Write out each line of the listing as it stands, without the images.
↓↓↓
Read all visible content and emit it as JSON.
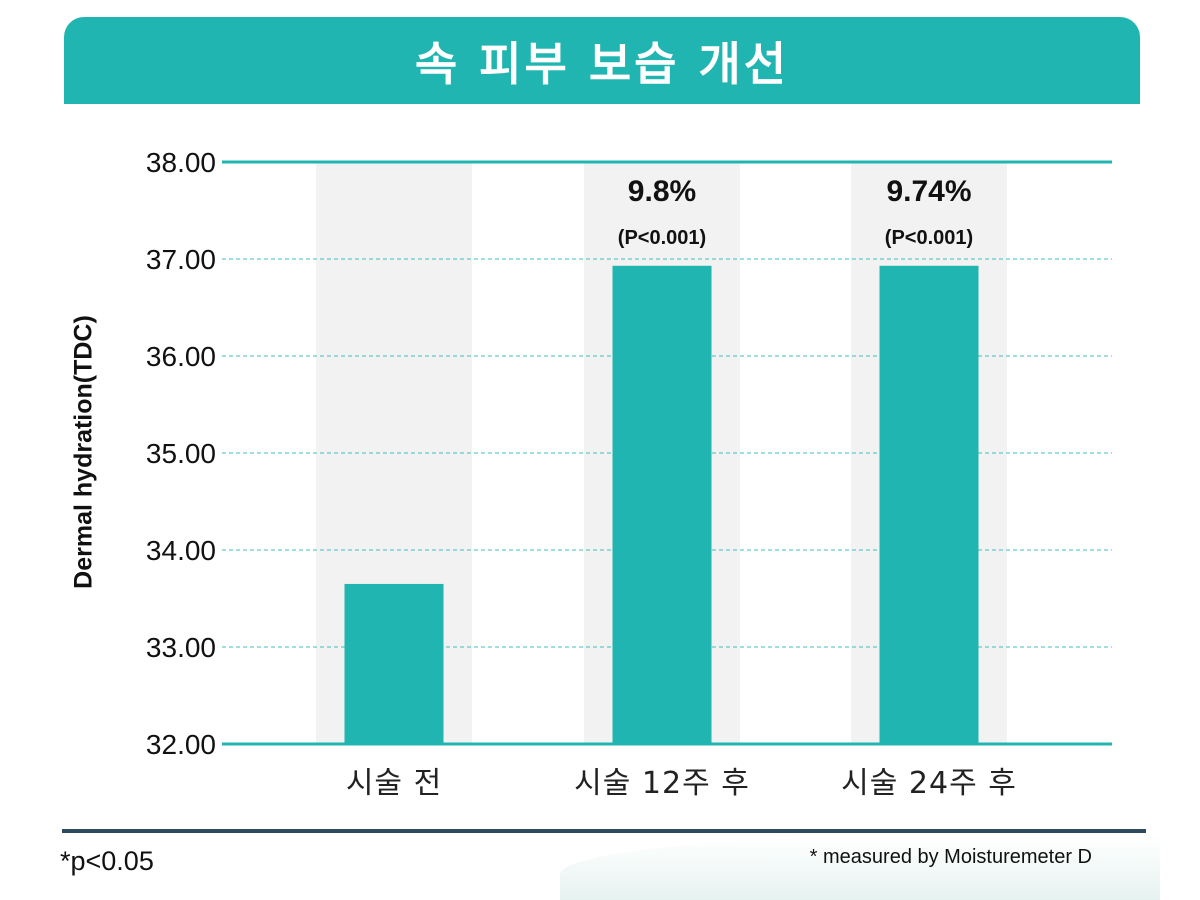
{
  "title": "속 피부 보습 개선",
  "footnotes": {
    "significance": "*p<0.05",
    "measurement": "* measured by Moisturemeter D"
  },
  "colors": {
    "accent": "#20b5b0",
    "column_background": "#f2f2f2",
    "footer_rule": "#2e4a5e"
  },
  "chart_data": {
    "type": "bar",
    "ylabel": "Dermal hydration(TDC)",
    "xlabel": "",
    "ylim": [
      32,
      38
    ],
    "yticks": [
      "38.00",
      "37.00",
      "36.00",
      "35.00",
      "34.00",
      "33.00",
      "32.00"
    ],
    "grid": "horizontal dashed",
    "categories": [
      "시술 전",
      "시술 12주 후",
      "시술 24주 후"
    ],
    "values": [
      33.65,
      36.93,
      36.93
    ],
    "annotations": [
      null,
      {
        "percent": "9.8%",
        "pvalue": "(P<0.001)"
      },
      {
        "percent": "9.74%",
        "pvalue": "(P<0.001)"
      }
    ]
  }
}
↑↑↑
**Written response:**
Read all visible content and emit it as JSON.
{
  "title": "속 피부 보습 개선",
  "footnotes": {
    "significance": "*p<0.05",
    "measurement": "* measured by Moisturemeter D"
  },
  "colors": {
    "accent": "#20b5b0",
    "column_background": "#f2f2f2",
    "footer_rule": "#2e4a5e"
  },
  "chart_data": {
    "type": "bar",
    "ylabel": "Dermal hydration(TDC)",
    "xlabel": "",
    "ylim": [
      32,
      38
    ],
    "yticks": [
      "38.00",
      "37.00",
      "36.00",
      "35.00",
      "34.00",
      "33.00",
      "32.00"
    ],
    "grid": "horizontal dashed",
    "categories": [
      "시술 전",
      "시술 12주 후",
      "시술 24주 후"
    ],
    "values": [
      33.65,
      36.93,
      36.93
    ],
    "annotations": [
      null,
      {
        "percent": "9.8%",
        "pvalue": "(P<0.001)"
      },
      {
        "percent": "9.74%",
        "pvalue": "(P<0.001)"
      }
    ]
  }
}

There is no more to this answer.